*Record set*:

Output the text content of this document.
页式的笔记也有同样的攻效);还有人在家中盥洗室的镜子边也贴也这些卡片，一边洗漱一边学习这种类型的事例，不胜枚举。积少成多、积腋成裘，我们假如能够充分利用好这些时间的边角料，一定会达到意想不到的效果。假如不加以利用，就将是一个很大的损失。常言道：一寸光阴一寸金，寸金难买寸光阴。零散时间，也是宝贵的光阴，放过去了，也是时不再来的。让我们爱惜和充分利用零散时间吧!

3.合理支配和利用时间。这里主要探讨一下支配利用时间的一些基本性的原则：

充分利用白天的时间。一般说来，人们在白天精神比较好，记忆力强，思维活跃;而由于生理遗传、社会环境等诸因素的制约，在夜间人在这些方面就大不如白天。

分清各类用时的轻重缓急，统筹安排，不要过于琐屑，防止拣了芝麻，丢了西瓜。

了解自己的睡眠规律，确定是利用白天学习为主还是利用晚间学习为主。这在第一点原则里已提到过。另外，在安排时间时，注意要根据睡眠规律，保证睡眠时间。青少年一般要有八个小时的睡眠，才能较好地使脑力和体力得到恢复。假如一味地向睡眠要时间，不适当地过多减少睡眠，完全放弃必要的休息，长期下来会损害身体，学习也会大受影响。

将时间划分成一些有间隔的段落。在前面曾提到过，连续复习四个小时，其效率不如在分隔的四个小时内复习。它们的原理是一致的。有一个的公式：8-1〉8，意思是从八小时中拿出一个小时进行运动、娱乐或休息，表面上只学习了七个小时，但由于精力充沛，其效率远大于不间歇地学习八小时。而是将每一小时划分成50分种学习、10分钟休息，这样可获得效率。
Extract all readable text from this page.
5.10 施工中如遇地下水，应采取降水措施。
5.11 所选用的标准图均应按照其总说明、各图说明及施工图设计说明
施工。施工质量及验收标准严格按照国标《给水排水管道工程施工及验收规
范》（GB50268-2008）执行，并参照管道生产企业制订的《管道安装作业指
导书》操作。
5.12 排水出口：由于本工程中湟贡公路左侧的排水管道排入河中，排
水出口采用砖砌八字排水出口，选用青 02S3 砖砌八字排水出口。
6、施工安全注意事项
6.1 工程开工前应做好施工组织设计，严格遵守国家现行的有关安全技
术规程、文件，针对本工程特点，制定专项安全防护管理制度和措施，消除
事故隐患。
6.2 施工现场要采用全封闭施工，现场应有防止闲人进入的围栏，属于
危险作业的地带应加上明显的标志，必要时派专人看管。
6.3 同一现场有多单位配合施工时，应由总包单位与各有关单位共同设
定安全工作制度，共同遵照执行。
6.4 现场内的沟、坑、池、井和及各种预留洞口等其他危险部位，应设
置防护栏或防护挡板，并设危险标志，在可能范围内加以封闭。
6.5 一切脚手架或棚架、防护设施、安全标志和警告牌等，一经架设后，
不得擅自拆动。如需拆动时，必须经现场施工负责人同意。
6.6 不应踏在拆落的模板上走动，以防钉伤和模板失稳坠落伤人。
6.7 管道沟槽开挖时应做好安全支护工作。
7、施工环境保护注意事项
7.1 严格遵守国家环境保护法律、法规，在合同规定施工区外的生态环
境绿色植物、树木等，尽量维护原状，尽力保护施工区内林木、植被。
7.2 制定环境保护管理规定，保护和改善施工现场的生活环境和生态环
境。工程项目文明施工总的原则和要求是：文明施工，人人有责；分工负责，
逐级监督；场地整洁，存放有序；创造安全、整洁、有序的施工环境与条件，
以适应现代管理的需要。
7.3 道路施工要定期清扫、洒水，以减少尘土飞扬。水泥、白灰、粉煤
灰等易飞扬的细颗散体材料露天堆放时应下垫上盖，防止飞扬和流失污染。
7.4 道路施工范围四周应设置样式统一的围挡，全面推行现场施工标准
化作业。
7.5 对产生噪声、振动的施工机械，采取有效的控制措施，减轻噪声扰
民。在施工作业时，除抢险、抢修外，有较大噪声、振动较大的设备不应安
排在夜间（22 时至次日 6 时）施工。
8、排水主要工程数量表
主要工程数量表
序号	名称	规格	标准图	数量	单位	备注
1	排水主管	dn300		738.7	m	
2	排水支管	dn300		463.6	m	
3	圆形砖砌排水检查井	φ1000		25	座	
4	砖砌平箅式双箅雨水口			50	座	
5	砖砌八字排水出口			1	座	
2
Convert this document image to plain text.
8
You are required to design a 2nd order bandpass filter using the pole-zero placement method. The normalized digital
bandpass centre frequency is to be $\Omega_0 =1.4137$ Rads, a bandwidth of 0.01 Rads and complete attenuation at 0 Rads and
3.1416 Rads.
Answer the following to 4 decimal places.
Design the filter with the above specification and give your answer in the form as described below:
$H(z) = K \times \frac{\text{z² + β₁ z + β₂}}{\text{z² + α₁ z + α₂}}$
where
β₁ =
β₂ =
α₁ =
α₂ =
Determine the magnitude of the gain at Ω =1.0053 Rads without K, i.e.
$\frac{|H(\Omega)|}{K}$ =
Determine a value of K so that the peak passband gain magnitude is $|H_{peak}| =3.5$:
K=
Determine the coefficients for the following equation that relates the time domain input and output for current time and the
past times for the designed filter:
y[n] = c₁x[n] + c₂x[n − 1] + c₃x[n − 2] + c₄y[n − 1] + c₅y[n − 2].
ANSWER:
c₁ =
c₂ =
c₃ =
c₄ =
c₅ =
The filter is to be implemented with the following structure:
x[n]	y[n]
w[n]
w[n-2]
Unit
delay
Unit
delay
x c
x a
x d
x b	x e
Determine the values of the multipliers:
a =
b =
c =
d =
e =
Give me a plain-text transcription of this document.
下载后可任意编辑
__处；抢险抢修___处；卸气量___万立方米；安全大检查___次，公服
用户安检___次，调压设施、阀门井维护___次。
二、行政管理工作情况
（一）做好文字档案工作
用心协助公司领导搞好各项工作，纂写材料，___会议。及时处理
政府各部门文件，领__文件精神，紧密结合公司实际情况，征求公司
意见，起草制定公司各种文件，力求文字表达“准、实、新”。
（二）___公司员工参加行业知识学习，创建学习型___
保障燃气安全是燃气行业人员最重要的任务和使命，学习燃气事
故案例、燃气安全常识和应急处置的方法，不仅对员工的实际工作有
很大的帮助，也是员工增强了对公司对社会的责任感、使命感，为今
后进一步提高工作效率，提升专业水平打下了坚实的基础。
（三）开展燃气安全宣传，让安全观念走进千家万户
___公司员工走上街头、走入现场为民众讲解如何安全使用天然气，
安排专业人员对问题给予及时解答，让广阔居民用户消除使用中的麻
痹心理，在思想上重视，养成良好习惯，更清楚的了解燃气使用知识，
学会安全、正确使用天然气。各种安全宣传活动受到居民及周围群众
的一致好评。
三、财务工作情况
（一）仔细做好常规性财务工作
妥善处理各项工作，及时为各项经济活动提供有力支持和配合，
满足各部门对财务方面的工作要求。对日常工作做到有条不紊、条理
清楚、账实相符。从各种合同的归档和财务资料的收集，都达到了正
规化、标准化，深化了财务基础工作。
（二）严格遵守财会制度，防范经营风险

*Problem details*: Return exactly the lines of the data, and only those, from the line with "Give me a plain-text" through the last line, inclusive.

*Output below*:
Give me a plain-text transcription of this document.
下载后可任意编辑
__处；抢险抢修___处；卸气量___万立方米；安全大检查___次，公服
用户安检___次，调压设施、阀门井维护___次。
二、行政管理工作情况
（一）做好文字档案工作
用心协助公司领导搞好各项工作，纂写材料，___会议。及时处理
政府各部门文件，领__文件精神，紧密结合公司实际情况，征求公司
意见，起草制定公司各种文件，力求文字表达“准、实、新”。
（二）___公司员工参加行业知识学习，创建学习型___
保障燃气安全是燃气行业人员最重要的任务和使命，学习燃气事
故案例、燃气安全常识和应急处置的方法，不仅对员工的实际工作有
很大的帮助，也是员工增强了对公司对社会的责任感、使命感，为今
后进一步提高工作效率，提升专业水平打下了坚实的基础。
（三）开展燃气安全宣传，让安全观念走进千家万户
___公司员工走上街头、走入现场为民众讲解如何安全使用天然气，
安排专业人员对问题给予及时解答，让广阔居民用户消除使用中的麻
痹心理，在思想上重视，养成良好习惯，更清楚的了解燃气使用知识，
学会安全、正确使用天然气。各种安全宣传活动受到居民及周围群众
的一致好评。
三、财务工作情况
（一）仔细做好常规性财务工作
妥善处理各项工作，及时为各项经济活动提供有力支持和配合，
满足各部门对财务方面的工作要求。对日常工作做到有条不紊、条理
清楚、账实相符。从各种合同的归档和财务资料的收集，都达到了正
规化、标准化，深化了财务基础工作。
（二）严格遵守财会制度，防范经营风险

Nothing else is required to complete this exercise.